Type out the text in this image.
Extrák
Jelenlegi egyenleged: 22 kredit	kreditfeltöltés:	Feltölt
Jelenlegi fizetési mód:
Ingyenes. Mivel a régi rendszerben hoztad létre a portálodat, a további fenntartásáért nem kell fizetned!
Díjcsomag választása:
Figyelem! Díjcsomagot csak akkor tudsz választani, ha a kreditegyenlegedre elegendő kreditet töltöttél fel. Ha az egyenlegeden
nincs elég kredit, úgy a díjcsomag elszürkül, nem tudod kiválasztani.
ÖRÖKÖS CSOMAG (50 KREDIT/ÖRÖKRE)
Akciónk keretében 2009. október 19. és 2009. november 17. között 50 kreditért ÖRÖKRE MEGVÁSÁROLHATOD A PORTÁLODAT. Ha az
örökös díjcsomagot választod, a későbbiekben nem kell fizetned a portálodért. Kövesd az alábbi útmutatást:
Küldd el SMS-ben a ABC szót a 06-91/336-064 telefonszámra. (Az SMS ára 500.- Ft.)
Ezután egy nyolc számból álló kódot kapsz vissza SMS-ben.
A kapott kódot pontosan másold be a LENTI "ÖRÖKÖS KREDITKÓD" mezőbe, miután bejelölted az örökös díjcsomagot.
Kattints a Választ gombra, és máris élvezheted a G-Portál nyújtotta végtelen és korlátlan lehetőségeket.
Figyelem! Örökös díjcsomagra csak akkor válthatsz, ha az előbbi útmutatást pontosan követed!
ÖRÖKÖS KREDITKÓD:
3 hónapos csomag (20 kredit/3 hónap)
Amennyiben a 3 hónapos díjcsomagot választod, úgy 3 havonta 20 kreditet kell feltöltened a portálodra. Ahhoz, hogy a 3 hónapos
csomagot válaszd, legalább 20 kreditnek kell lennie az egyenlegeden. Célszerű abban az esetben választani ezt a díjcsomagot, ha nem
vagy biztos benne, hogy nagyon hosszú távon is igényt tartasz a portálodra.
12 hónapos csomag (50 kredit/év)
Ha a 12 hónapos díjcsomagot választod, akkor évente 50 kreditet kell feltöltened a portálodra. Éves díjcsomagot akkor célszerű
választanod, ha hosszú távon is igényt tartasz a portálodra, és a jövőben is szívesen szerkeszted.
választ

—————

:: Stated problem ::
Every record above needs to be repeated word for word.

:: Output for this task ::
Type out the text in this image.
Extrák
Jelenlegi egyenleged: 22 kredit	kreditfeltöltés:	Feltölt
Jelenlegi fizetési mód:
Ingyenes. Mivel a régi rendszerben hoztad létre a portálodat, a további fenntartásáért nem kell fizetned!
Díjcsomag választása:
Figyelem! Díjcsomagot csak akkor tudsz választani, ha a kreditegyenlegedre elegendő kreditet töltöttél fel. Ha az egyenlegeden
nincs elég kredit, úgy a díjcsomag elszürkül, nem tudod kiválasztani.
ÖRÖKÖS CSOMAG (50 KREDIT/ÖRÖKRE)
Akciónk keretében 2009. október 19. és 2009. november 17. között 50 kreditért ÖRÖKRE MEGVÁSÁROLHATOD A PORTÁLODAT. Ha az
örökös díjcsomagot választod, a későbbiekben nem kell fizetned a portálodért. Kövesd az alábbi útmutatást:
Küldd el SMS-ben a ABC szót a 06-91/336-064 telefonszámra. (Az SMS ára 500.- Ft.)
Ezután egy nyolc számból álló kódot kapsz vissza SMS-ben.
A kapott kódot pontosan másold be a LENTI "ÖRÖKÖS KREDITKÓD" mezőbe, miután bejelölted az örökös díjcsomagot.
Kattints a Választ gombra, és máris élvezheted a G-Portál nyújtotta végtelen és korlátlan lehetőségeket.
Figyelem! Örökös díjcsomagra csak akkor válthatsz, ha az előbbi útmutatást pontosan követed!
ÖRÖKÖS KREDITKÓD:
3 hónapos csomag (20 kredit/3 hónap)
Amennyiben a 3 hónapos díjcsomagot választod, úgy 3 havonta 20 kreditet kell feltöltened a portálodra. Ahhoz, hogy a 3 hónapos
csomagot válaszd, legalább 20 kreditnek kell lennie az egyenlegeden. Célszerű abban az esetben választani ezt a díjcsomagot, ha nem
vagy biztos benne, hogy nagyon hosszú távon is igényt tartasz a portálodra.
12 hónapos csomag (50 kredit/év)
Ha a 12 hónapos díjcsomagot választod, akkor évente 50 kreditet kell feltöltened a portálodra. Éves díjcsomagot akkor célszerű
választanod, ha hosszú távon is igényt tartasz a portálodra, és a jövőben is szívesen szerkeszted.
választ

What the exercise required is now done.